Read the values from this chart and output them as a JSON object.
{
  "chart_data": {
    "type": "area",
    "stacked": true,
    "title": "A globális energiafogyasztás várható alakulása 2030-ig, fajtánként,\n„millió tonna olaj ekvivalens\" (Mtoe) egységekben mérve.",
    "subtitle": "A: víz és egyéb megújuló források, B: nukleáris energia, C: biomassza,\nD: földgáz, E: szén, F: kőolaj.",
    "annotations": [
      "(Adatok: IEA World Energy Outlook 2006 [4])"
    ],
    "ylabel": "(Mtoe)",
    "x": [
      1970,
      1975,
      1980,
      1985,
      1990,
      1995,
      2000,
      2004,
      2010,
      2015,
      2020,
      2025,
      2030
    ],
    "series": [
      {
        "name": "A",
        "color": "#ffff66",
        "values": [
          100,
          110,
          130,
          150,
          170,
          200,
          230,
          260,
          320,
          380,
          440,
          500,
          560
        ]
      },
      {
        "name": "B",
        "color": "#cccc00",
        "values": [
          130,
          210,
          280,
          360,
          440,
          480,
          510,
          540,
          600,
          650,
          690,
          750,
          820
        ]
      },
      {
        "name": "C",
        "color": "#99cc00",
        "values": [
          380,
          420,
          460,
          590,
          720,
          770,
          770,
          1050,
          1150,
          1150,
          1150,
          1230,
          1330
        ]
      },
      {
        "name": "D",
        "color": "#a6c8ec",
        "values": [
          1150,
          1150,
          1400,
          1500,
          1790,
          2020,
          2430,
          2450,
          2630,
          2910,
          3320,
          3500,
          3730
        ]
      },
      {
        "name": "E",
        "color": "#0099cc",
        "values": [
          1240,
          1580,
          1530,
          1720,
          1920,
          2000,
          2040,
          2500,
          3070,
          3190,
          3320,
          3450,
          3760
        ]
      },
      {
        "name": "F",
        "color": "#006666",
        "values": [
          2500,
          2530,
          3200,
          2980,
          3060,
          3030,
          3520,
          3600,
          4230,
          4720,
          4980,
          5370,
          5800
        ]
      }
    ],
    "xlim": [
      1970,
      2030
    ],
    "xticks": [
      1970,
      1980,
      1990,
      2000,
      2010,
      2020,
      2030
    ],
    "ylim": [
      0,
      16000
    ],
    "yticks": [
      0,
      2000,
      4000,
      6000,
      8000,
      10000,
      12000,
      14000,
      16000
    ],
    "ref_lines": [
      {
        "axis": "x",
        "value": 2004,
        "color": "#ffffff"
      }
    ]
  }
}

━━━━━━━━

→ Given request
Pick out every line holding the string "color" and return it.

→ Solution for this problem
        "color": "#ffff66",
        "color": "#cccc00",
        "color": "#99cc00",
        "color": "#a6c8ec",
        "color": "#0099cc",
        "color": "#006666",
        "color": "#ffffff"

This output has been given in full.